- CHALLENGE
Using the data below, determine the number of lines that include the string "Directory". Write only that number.

- LISTING
## Start
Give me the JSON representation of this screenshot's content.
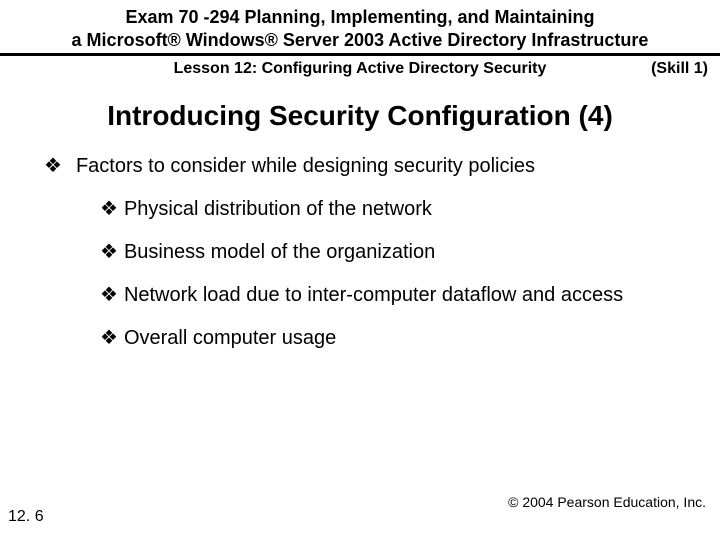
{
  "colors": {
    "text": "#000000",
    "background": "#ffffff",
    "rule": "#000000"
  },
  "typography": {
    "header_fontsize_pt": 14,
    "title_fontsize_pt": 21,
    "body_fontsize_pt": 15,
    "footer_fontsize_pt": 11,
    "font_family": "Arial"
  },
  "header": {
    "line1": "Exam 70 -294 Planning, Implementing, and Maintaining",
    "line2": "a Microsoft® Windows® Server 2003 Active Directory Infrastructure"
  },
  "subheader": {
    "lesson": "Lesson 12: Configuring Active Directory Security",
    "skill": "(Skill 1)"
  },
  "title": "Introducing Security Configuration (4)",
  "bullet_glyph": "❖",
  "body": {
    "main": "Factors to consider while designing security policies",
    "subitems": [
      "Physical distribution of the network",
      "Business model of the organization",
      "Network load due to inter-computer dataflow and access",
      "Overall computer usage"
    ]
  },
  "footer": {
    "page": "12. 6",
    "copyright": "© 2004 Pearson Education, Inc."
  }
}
## End
- ANSWER FOR THIS EXERCISE
2